• _WORK INSTRUCTIONS_
Each line of the data that includes the string "Enumerate" is to be copied out.

• _SUPPLIED RECORDS_
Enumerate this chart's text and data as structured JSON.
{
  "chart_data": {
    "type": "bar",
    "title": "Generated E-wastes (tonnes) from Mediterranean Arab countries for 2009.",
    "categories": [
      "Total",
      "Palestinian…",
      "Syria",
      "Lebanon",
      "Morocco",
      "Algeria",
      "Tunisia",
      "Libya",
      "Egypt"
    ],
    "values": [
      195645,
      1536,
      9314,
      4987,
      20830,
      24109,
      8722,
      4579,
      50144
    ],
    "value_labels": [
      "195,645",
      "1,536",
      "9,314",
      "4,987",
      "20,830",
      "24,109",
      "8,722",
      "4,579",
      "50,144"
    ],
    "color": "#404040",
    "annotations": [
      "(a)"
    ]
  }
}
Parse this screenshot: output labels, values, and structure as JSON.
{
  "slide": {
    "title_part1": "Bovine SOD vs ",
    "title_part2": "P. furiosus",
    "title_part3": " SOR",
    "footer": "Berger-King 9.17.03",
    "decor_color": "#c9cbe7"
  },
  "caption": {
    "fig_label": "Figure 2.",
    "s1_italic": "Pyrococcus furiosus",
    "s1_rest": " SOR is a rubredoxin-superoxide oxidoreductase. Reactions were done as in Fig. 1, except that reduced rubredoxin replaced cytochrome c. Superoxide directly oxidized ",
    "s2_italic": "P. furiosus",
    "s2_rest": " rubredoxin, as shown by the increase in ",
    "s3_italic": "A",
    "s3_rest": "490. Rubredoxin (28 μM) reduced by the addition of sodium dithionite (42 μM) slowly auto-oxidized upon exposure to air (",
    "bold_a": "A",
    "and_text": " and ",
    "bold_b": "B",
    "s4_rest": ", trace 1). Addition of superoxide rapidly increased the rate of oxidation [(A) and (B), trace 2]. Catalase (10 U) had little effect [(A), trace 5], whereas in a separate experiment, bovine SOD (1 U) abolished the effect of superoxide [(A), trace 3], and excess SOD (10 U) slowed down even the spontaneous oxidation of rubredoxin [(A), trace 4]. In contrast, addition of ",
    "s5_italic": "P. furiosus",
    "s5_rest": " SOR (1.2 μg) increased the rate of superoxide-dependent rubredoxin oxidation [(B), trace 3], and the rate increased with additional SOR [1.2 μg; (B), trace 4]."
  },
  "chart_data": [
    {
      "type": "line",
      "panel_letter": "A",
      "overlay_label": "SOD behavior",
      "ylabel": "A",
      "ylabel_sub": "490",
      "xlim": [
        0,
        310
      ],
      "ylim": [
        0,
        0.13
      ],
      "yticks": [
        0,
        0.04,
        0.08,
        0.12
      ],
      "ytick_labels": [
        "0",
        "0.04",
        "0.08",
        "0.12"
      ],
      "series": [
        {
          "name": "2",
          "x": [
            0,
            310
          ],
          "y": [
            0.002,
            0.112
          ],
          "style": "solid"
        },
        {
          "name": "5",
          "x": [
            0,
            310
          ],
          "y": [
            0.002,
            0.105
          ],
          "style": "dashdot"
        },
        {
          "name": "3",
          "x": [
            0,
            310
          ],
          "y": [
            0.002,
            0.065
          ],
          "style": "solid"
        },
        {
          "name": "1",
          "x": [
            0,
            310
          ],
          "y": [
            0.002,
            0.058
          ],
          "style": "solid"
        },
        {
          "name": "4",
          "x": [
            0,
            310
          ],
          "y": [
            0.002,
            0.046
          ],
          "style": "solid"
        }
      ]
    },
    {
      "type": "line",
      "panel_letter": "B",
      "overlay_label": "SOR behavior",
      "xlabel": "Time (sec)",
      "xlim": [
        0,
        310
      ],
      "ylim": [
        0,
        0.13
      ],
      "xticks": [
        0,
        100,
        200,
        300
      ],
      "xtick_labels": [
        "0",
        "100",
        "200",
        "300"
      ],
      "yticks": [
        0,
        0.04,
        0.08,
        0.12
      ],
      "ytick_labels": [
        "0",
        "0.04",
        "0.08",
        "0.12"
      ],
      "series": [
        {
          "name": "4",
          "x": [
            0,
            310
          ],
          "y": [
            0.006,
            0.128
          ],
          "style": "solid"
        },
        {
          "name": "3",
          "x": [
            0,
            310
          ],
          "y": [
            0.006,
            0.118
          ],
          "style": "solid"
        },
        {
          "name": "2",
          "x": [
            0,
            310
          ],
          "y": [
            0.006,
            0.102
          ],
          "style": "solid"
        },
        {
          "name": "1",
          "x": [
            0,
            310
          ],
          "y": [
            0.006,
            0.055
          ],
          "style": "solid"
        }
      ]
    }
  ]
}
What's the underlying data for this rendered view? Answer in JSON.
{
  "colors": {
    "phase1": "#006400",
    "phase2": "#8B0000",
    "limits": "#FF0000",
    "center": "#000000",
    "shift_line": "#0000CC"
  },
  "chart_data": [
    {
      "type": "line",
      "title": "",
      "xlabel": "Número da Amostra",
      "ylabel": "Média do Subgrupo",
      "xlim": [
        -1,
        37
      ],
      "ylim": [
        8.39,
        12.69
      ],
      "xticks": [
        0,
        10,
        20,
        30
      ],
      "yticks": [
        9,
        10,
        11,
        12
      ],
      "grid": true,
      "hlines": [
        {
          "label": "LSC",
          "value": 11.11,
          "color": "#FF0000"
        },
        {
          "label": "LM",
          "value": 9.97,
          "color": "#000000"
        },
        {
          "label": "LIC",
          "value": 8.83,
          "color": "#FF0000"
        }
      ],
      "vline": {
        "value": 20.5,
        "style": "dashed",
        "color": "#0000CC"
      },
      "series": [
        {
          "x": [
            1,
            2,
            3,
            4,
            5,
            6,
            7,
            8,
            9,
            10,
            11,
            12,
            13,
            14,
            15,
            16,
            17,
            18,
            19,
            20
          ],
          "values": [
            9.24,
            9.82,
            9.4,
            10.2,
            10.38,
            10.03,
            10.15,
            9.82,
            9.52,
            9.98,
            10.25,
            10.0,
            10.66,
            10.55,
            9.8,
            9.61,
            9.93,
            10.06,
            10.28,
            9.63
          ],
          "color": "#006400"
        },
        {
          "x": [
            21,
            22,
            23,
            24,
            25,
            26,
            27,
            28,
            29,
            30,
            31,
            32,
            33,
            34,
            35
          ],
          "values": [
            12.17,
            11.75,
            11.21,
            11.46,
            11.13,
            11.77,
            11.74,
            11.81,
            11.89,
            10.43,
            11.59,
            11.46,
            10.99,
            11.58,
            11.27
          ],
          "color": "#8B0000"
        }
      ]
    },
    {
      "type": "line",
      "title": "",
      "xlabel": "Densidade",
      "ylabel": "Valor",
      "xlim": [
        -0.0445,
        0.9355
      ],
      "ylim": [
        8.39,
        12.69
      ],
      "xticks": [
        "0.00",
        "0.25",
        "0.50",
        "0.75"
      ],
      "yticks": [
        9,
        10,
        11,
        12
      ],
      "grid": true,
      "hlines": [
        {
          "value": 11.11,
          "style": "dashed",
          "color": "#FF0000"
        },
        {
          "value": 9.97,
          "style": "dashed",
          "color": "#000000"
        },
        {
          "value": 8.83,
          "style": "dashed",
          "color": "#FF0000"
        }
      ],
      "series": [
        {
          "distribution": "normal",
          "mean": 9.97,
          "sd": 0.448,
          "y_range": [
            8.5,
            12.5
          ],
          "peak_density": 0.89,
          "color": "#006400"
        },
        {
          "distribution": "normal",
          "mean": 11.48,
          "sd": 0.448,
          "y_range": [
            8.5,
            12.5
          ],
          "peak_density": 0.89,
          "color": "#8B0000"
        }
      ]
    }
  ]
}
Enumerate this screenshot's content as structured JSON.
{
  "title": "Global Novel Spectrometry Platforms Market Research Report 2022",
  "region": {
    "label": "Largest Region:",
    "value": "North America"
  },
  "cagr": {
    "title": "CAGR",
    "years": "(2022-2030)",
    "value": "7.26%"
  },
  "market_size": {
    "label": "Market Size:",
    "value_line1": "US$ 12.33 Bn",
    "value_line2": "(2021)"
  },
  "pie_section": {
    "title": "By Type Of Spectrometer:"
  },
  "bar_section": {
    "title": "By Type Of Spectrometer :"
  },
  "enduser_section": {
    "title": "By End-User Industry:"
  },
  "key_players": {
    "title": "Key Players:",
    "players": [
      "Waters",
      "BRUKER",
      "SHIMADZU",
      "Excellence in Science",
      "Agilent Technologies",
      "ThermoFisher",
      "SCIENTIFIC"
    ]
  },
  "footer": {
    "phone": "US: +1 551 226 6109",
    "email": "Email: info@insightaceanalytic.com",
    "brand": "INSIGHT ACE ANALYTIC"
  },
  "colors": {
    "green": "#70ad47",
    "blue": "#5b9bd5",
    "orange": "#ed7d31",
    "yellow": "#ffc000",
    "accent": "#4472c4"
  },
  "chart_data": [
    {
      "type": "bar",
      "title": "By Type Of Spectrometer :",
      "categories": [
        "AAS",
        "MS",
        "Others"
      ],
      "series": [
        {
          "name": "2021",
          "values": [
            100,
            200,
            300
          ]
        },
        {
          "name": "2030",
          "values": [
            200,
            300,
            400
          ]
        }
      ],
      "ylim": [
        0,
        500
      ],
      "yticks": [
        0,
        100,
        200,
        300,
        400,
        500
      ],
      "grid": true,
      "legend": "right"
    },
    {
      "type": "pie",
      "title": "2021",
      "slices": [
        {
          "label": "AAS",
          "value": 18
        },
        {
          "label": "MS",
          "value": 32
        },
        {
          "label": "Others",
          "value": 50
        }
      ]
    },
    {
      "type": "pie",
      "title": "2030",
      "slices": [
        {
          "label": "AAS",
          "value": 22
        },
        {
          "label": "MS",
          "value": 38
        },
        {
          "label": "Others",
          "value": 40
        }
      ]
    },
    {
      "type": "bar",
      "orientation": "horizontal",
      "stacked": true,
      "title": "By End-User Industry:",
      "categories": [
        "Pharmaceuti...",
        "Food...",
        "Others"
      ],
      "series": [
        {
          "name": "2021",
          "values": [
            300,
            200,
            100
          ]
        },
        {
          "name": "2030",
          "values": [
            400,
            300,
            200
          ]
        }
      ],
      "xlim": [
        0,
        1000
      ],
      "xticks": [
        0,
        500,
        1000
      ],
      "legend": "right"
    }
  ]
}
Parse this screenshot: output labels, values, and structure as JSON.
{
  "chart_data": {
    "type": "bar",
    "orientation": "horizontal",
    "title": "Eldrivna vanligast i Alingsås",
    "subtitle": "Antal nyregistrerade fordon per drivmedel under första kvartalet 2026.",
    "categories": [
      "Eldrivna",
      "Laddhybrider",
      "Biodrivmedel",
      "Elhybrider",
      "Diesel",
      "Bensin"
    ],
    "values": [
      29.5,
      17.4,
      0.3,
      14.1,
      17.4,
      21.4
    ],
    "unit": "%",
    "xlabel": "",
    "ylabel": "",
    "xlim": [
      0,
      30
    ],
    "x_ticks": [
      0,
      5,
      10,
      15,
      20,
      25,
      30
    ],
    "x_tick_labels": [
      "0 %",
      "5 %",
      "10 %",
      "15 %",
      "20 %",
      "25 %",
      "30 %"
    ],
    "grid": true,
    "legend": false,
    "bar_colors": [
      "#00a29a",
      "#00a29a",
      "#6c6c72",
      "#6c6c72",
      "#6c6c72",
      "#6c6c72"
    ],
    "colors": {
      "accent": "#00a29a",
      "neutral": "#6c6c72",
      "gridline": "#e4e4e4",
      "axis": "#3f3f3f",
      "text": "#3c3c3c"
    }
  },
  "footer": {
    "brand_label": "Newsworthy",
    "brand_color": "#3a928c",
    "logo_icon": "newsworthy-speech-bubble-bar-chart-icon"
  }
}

• _FINAL RESULT_
Enumerate this chart's text and data as structured JSON.
Enumerate this screenshot's content as structured JSON.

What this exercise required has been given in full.